Extract all of the entries and set them down verbatim.

--- Task material ---

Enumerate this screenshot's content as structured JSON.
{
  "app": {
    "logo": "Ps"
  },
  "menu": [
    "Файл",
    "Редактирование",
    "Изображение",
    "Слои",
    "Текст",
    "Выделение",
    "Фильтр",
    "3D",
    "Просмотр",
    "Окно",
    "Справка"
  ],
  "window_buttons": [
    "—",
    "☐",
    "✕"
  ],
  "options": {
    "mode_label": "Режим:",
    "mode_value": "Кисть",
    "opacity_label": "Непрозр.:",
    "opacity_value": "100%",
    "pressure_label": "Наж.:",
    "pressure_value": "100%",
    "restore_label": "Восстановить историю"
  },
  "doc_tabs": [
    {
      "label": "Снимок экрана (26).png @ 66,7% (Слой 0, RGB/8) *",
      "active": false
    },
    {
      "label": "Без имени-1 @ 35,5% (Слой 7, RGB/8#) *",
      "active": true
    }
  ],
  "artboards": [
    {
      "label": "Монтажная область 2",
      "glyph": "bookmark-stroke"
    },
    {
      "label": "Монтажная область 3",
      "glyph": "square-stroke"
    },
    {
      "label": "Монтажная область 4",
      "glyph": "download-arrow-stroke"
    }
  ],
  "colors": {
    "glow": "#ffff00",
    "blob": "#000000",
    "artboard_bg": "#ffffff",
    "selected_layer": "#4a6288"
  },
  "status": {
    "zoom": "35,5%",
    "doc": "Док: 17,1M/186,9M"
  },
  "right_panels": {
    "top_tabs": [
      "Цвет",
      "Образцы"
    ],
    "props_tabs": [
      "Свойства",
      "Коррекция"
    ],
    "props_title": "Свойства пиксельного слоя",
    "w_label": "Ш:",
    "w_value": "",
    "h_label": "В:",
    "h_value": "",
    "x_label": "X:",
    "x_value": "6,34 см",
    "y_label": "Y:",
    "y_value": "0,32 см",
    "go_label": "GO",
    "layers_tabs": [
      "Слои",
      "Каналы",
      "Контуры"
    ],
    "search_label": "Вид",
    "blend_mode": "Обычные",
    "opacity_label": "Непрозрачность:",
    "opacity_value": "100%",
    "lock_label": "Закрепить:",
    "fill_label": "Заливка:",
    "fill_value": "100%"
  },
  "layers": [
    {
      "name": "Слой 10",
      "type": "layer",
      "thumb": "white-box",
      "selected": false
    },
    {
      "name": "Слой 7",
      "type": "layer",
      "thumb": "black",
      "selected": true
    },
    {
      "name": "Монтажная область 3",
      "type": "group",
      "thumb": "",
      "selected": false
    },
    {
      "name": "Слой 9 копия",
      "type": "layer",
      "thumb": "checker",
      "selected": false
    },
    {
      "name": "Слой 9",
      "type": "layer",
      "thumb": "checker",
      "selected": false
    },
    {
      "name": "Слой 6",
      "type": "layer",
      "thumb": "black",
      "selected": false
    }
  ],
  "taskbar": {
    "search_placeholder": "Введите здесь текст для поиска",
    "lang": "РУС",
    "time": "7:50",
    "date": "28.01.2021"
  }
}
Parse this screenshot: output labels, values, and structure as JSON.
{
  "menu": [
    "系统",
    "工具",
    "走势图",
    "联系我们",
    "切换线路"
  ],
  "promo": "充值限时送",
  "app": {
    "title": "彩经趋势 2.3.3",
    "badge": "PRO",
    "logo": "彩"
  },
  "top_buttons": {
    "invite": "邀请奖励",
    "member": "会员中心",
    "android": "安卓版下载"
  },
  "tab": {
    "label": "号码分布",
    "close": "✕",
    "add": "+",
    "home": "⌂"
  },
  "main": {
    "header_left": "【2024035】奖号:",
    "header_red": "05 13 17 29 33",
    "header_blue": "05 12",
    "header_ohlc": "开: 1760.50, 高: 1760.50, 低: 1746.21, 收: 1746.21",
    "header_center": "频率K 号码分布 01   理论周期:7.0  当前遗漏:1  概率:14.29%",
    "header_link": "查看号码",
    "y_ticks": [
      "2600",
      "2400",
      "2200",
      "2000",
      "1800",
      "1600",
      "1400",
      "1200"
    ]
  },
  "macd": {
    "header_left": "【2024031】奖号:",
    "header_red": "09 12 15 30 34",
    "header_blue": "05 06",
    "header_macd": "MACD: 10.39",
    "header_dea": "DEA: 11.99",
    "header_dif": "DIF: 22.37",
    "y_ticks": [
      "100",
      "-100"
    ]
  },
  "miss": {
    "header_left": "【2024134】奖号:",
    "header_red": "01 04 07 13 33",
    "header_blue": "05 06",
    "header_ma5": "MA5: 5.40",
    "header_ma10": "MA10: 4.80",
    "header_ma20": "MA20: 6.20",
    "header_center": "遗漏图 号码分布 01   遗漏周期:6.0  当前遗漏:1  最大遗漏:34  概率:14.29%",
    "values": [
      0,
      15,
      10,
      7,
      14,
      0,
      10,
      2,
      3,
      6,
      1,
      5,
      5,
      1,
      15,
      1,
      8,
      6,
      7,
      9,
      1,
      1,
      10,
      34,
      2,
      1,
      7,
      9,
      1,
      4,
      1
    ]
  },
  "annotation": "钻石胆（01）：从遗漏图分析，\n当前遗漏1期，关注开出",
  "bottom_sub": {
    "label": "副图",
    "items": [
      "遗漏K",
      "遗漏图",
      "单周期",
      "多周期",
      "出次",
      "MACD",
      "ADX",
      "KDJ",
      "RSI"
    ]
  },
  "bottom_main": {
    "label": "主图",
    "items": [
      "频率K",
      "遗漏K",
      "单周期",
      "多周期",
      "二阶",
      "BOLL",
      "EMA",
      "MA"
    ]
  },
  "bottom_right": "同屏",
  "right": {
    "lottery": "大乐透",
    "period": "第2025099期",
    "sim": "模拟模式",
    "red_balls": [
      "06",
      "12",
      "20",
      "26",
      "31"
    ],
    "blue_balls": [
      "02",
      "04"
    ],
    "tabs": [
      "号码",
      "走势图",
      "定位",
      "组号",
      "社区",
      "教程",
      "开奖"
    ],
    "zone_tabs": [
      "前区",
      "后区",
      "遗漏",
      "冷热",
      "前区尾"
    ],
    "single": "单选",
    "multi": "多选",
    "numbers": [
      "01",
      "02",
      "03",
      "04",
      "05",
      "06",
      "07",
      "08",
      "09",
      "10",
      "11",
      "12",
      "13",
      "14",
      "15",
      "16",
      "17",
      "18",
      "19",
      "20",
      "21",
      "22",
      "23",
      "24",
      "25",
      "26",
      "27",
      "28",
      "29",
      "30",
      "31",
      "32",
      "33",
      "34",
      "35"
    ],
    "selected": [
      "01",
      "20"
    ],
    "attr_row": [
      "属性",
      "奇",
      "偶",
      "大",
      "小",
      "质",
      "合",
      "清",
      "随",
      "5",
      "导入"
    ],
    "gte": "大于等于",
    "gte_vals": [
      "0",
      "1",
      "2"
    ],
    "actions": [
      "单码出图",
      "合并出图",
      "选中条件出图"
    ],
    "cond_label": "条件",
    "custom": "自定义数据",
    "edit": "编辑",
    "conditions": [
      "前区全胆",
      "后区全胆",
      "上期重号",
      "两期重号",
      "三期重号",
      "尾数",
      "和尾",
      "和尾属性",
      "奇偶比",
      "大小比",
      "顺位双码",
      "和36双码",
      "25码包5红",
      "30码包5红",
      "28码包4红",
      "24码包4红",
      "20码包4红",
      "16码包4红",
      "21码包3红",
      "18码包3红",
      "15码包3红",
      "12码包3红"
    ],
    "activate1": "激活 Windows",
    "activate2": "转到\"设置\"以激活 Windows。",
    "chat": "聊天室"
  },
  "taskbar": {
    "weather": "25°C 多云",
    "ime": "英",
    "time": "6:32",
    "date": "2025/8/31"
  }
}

---

▶ **The output**
Enumerate this screenshot's content as structured JSON.
{
  "app": {
    "logo": "Ps"
  },
  "menu": [
    "Файл",
    "Редактирование",
    "Изображение",
    "Слои",
    "Текст",
    "Выделение",
    "Фильтр",
    "3D",
    "Просмотр",
    "Окно",
    "Справка"
  ],
  "window_buttons": [
    "—",
    "☐",
    "✕"
  ],
  "options": {
    "mode_label": "Режим:",
    "mode_value": "Кисть",
    "opacity_label": "Непрозр.:",
    "opacity_value": "100%",
    "pressure_label": "Наж.:",
    "pressure_value": "100%",
    "restore_label": "Восстановить историю"
  },
  "doc_tabs": [
    {
      "label": "Снимок экрана (26).png @ 66,7% (Слой 0, RGB/8) *",
      "active": false
    },
    {
      "label": "Без имени-1 @ 35,5% (Слой 7, RGB/8#) *",
      "active": true
    }
  ],
  "artboards": [
    {
      "label": "Монтажная область 2",
      "glyph": "bookmark-stroke"
    },
    {
      "label": "Монтажная область 3",
      "glyph": "square-stroke"
    },
    {
      "label": "Монтажная область 4",
      "glyph": "download-arrow-stroke"
    }
  ],
  "colors": {
    "glow": "#ffff00",
    "blob": "#000000",
    "artboard_bg": "#ffffff",
    "selected_layer": "#4a6288"
  },
  "status": {
    "zoom": "35,5%",
    "doc": "Док: 17,1M/186,9M"
  },
  "right_panels": {
    "top_tabs": [
      "Цвет",
      "Образцы"
    ],
    "props_tabs": [
      "Свойства",
      "Коррекция"
    ],
    "props_title": "Свойства пиксельного слоя",
    "w_label": "Ш:",
    "w_value": "",
    "h_label": "В:",
    "h_value": "",
    "x_label": "X:",
    "x_value": "6,34 см",
    "y_label": "Y:",
    "y_value": "0,32 см",
    "go_label": "GO",
    "layers_tabs": [
      "Слои",
      "Каналы",
      "Контуры"
    ],
    "search_label": "Вид",
    "blend_mode": "Обычные",
    "opacity_label": "Непрозрачность:",
    "opacity_value": "100%",
    "lock_label": "Закрепить:",
    "fill_label": "Заливка:",
    "fill_value": "100%"
  },
  "layers": [
    {
      "name": "Слой 10",
      "type": "layer",
      "thumb": "white-box",
      "selected": false
    },
    {
      "name": "Слой 7",
      "type": "layer",
      "thumb": "black",
      "selected": true
    },
    {
      "name": "Монтажная область 3",
      "type": "group",
      "thumb": "",
      "selected": false
    },
    {
      "name": "Слой 9 копия",
      "type": "layer",
      "thumb": "checker",
      "selected": false
    },
    {
      "name": "Слой 9",
      "type": "layer",
      "thumb": "checker",
      "selected": false
    },
    {
      "name": "Слой 6",
      "type": "layer",
      "thumb": "black",
      "selected": false
    }
  ],
  "taskbar": {
    "search_placeholder": "Введите здесь текст для поиска",
    "lang": "РУС",
    "time": "7:50",
    "date": "28.01.2021"
  }
}
Parse this screenshot: output labels, values, and structure as JSON.
{
  "menu": [
    "系统",
    "工具",
    "走势图",
    "联系我们",
    "切换线路"
  ],
  "promo": "充值限时送",
  "app": {
    "title": "彩经趋势 2.3.3",
    "badge": "PRO",
    "logo": "彩"
  },
  "top_buttons": {
    "invite": "邀请奖励",
    "member": "会员中心",
    "android": "安卓版下载"
  },
  "tab": {
    "label": "号码分布",
    "close": "✕",
    "add": "+",
    "home": "⌂"
  },
  "main": {
    "header_left": "【2024035】奖号:",
    "header_red": "05 13 17 29 33",
    "header_blue": "05 12",
    "header_ohlc": "开: 1760.50, 高: 1760.50, 低: 1746.21, 收: 1746.21",
    "header_center": "频率K 号码分布 01   理论周期:7.0  当前遗漏:1  概率:14.29%",
    "header_link": "查看号码",
    "y_ticks": [
      "2600",
      "2400",
      "2200",
      "2000",
      "1800",
      "1600",
      "1400",
      "1200"
    ]
  },
  "macd": {
    "header_left": "【2024031】奖号:",
    "header_red": "09 12 15 30 34",
    "header_blue": "05 06",
    "header_macd": "MACD: 10.39",
    "header_dea": "DEA: 11.99",
    "header_dif": "DIF: 22.37",
    "y_ticks": [
      "100",
      "-100"
    ]
  },
  "miss": {
    "header_left": "【2024134】奖号:",
    "header_red": "01 04 07 13 33",
    "header_blue": "05 06",
    "header_ma5": "MA5: 5.40",
    "header_ma10": "MA10: 4.80",
    "header_ma20": "MA20: 6.20",
    "header_center": "遗漏图 号码分布 01   遗漏周期:6.0  当前遗漏:1  最大遗漏:34  概率:14.29%",
    "values": [
      0,
      15,
      10,
      7,
      14,
      0,
      10,
      2,
      3,
      6,
      1,
      5,
      5,
      1,
      15,
      1,
      8,
      6,
      7,
      9,
      1,
      1,
      10,
      34,
      2,
      1,
      7,
      9,
      1,
      4,
      1
    ]
  },
  "annotation": "钻石胆（01）：从遗漏图分析，\n当前遗漏1期，关注开出",
  "bottom_sub": {
    "label": "副图",
    "items": [
      "遗漏K",
      "遗漏图",
      "单周期",
      "多周期",
      "出次",
      "MACD",
      "ADX",
      "KDJ",
      "RSI"
    ]
  },
  "bottom_main": {
    "label": "主图",
    "items": [
      "频率K",
      "遗漏K",
      "单周期",
      "多周期",
      "二阶",
      "BOLL",
      "EMA",
      "MA"
    ]
  },
  "bottom_right": "同屏",
  "right": {
    "lottery": "大乐透",
    "period": "第2025099期",
    "sim": "模拟模式",
    "red_balls": [
      "06",
      "12",
      "20",
      "26",
      "31"
    ],
    "blue_balls": [
      "02",
      "04"
    ],
    "tabs": [
      "号码",
      "走势图",
      "定位",
      "组号",
      "社区",
      "教程",
      "开奖"
    ],
    "zone_tabs": [
      "前区",
      "后区",
      "遗漏",
      "冷热",
      "前区尾"
    ],
    "single": "单选",
    "multi": "多选",
    "numbers": [
      "01",
      "02",
      "03",
      "04",
      "05",
      "06",
      "07",
      "08",
      "09",
      "10",
      "11",
      "12",
      "13",
      "14",
      "15",
      "16",
      "17",
      "18",
      "19",
      "20",
      "21",
      "22",
      "23",
      "24",
      "25",
      "26",
      "27",
      "28",
      "29",
      "30",
      "31",
      "32",
      "33",
      "34",
      "35"
    ],
    "selected": [
      "01",
      "20"
    ],
    "attr_row": [
      "属性",
      "奇",
      "偶",
      "大",
      "小",
      "质",
      "合",
      "清",
      "随",
      "5",
      "导入"
    ],
    "gte": "大于等于",
    "gte_vals": [
      "0",
      "1",
      "2"
    ],
    "actions": [
      "单码出图",
      "合并出图",
      "选中条件出图"
    ],
    "cond_label": "条件",
    "custom": "自定义数据",
    "edit": "编辑",
    "conditions": [
      "前区全胆",
      "后区全胆",
      "上期重号",
      "两期重号",
      "三期重号",
      "尾数",
      "和尾",
      "和尾属性",
      "奇偶比",
      "大小比",
      "顺位双码",
      "和36双码",
      "25码包5红",
      "30码包5红",
      "28码包4红",
      "24码包4红",
      "20码包4红",
      "16码包4红",
      "21码包3红",
      "18码包3红",
      "15码包3红",
      "12码包3红"
    ],
    "activate1": "激活 Windows",
    "activate2": "转到\"设置\"以激活 Windows。",
    "chat": "聊天室"
  },
  "taskbar": {
    "weather": "25°C 多云",
    "ime": "英",
    "time": "6:32",
    "date": "2025/8/31"
  }
}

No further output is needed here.